# What this task involves
Your answer is a single number: the count of lines that contain the string "name".

Start of Material provided

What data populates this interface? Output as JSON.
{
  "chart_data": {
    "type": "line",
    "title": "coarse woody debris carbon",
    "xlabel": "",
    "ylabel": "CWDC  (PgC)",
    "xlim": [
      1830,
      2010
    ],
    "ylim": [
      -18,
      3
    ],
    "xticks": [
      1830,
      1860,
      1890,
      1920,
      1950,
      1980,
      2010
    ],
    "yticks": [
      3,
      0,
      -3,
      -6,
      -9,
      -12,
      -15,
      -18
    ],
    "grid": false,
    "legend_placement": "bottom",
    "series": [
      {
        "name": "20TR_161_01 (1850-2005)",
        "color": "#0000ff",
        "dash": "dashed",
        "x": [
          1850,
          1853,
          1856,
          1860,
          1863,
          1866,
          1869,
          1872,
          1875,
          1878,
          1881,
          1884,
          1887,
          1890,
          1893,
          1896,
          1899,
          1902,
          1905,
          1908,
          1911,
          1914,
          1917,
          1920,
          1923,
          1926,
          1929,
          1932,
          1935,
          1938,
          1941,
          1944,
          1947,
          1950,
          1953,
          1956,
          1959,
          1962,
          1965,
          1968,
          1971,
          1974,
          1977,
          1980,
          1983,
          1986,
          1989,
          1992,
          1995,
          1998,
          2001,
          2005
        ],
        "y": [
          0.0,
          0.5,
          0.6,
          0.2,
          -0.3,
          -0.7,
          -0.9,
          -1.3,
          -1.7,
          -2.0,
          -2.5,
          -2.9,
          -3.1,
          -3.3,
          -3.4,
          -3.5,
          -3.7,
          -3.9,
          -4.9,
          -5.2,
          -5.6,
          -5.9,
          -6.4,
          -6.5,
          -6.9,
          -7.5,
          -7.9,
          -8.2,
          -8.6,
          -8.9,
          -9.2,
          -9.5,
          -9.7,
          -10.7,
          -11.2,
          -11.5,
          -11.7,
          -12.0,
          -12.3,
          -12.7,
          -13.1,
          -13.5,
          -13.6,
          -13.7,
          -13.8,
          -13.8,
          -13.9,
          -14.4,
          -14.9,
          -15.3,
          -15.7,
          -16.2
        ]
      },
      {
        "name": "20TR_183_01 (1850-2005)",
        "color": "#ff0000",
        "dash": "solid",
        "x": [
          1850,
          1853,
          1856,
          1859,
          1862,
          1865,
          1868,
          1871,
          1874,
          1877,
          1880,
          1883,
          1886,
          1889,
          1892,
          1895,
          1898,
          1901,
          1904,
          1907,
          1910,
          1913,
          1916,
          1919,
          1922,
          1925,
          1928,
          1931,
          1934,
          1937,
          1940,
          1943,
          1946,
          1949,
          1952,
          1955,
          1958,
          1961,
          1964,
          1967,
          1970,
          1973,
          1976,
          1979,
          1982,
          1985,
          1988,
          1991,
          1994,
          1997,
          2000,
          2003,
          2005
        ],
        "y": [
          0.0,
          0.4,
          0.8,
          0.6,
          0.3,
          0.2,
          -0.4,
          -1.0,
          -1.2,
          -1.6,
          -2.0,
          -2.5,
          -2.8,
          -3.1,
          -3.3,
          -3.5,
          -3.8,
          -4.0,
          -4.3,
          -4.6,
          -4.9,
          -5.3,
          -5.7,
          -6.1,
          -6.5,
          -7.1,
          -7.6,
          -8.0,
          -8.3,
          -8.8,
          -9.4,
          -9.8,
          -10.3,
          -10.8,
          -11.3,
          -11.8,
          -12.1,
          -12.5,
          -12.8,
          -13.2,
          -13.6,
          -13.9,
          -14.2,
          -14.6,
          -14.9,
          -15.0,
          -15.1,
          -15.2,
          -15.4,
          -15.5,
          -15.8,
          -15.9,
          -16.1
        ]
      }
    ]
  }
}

End of Material provided

# Expected output
2